* WORK TO BE COMPLETED *
Transcribe the lines from the first one through the line containing "Text: 0.416: 0.416 — [575, 103, 627, 121]", including both ends.

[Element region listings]
----

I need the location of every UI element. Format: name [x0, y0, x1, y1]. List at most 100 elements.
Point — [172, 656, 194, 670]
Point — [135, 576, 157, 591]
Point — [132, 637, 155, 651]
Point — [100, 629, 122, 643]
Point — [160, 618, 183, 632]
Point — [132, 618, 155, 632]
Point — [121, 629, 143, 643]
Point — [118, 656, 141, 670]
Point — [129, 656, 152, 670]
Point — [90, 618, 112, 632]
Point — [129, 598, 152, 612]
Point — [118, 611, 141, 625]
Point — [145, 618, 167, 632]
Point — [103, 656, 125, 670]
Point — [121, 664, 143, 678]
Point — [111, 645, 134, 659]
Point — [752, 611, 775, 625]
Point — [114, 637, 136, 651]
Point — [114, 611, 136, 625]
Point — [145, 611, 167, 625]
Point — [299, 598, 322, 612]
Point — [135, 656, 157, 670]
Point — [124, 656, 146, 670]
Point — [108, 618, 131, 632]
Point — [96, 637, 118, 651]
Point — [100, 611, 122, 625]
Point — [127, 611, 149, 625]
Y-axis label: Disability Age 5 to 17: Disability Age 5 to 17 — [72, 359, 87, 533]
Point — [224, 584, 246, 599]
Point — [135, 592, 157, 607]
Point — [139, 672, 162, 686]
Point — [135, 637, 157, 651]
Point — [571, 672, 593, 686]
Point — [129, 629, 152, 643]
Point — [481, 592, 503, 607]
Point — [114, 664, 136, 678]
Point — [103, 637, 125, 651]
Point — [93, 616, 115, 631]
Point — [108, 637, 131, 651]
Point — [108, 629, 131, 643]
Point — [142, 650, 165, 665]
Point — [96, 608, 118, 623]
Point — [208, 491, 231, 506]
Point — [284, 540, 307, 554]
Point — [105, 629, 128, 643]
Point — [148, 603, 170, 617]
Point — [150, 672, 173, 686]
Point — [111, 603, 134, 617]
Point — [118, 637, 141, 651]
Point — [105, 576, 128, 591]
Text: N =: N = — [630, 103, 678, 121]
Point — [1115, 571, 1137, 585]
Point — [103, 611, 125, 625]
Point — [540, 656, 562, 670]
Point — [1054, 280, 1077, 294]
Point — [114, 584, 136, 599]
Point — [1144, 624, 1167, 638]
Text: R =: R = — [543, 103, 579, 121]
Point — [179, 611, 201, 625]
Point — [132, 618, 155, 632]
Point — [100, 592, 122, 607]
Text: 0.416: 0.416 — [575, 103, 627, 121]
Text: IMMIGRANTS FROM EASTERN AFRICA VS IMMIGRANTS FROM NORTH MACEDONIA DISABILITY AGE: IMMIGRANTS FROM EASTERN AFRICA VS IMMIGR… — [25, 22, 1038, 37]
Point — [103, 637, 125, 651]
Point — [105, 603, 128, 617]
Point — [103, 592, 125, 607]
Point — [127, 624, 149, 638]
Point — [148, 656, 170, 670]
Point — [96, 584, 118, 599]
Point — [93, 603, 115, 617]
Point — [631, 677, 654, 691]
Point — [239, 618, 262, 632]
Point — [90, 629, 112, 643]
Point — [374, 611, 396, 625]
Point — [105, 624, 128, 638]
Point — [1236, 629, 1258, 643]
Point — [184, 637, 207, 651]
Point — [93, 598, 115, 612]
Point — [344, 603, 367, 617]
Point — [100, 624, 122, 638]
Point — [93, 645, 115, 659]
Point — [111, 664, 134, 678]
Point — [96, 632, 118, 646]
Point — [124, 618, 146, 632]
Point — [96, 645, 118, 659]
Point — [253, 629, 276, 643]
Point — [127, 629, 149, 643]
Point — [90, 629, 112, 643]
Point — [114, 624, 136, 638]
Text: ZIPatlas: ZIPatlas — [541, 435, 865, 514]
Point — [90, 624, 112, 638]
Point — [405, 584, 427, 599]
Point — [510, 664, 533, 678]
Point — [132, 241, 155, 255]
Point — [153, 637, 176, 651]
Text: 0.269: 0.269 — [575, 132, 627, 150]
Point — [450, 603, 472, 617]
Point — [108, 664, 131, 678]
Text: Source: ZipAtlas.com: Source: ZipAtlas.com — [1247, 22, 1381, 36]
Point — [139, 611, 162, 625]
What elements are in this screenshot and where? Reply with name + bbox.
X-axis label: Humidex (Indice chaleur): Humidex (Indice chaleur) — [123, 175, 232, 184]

----

* FULL RESPONSE *
I need the location of every UI element. Format: name [x0, y0, x1, y1]. List at most 100 elements.
Point — [172, 656, 194, 670]
Point — [135, 576, 157, 591]
Point — [132, 637, 155, 651]
Point — [100, 629, 122, 643]
Point — [160, 618, 183, 632]
Point — [132, 618, 155, 632]
Point — [121, 629, 143, 643]
Point — [118, 656, 141, 670]
Point — [129, 656, 152, 670]
Point — [90, 618, 112, 632]
Point — [129, 598, 152, 612]
Point — [118, 611, 141, 625]
Point — [145, 618, 167, 632]
Point — [103, 656, 125, 670]
Point — [121, 664, 143, 678]
Point — [111, 645, 134, 659]
Point — [752, 611, 775, 625]
Point — [114, 637, 136, 651]
Point — [114, 611, 136, 625]
Point — [145, 611, 167, 625]
Point — [299, 598, 322, 612]
Point — [135, 656, 157, 670]
Point — [124, 656, 146, 670]
Point — [108, 618, 131, 632]
Point — [96, 637, 118, 651]
Point — [100, 611, 122, 625]
Point — [127, 611, 149, 625]
Y-axis label: Disability Age 5 to 17: Disability Age 5 to 17 — [72, 359, 87, 533]
Point — [224, 584, 246, 599]
Point — [135, 592, 157, 607]
Point — [139, 672, 162, 686]
Point — [135, 637, 157, 651]
Point — [571, 672, 593, 686]
Point — [129, 629, 152, 643]
Point — [481, 592, 503, 607]
Point — [114, 664, 136, 678]
Point — [103, 637, 125, 651]
Point — [93, 616, 115, 631]
Point — [108, 637, 131, 651]
Point — [108, 629, 131, 643]
Point — [142, 650, 165, 665]
Point — [96, 608, 118, 623]
Point — [208, 491, 231, 506]
Point — [284, 540, 307, 554]
Point — [105, 629, 128, 643]
Point — [148, 603, 170, 617]
Point — [150, 672, 173, 686]
Point — [111, 603, 134, 617]
Point — [118, 637, 141, 651]
Point — [105, 576, 128, 591]
Text: N =: N = — [630, 103, 678, 121]
Point — [1115, 571, 1137, 585]
Point — [103, 611, 125, 625]
Point — [540, 656, 562, 670]
Point — [1054, 280, 1077, 294]
Point — [114, 584, 136, 599]
Point — [1144, 624, 1167, 638]
Text: R =: R = — [543, 103, 579, 121]
Point — [179, 611, 201, 625]
Point — [132, 618, 155, 632]
Point — [100, 592, 122, 607]
Text: 0.416: 0.416 — [575, 103, 627, 121]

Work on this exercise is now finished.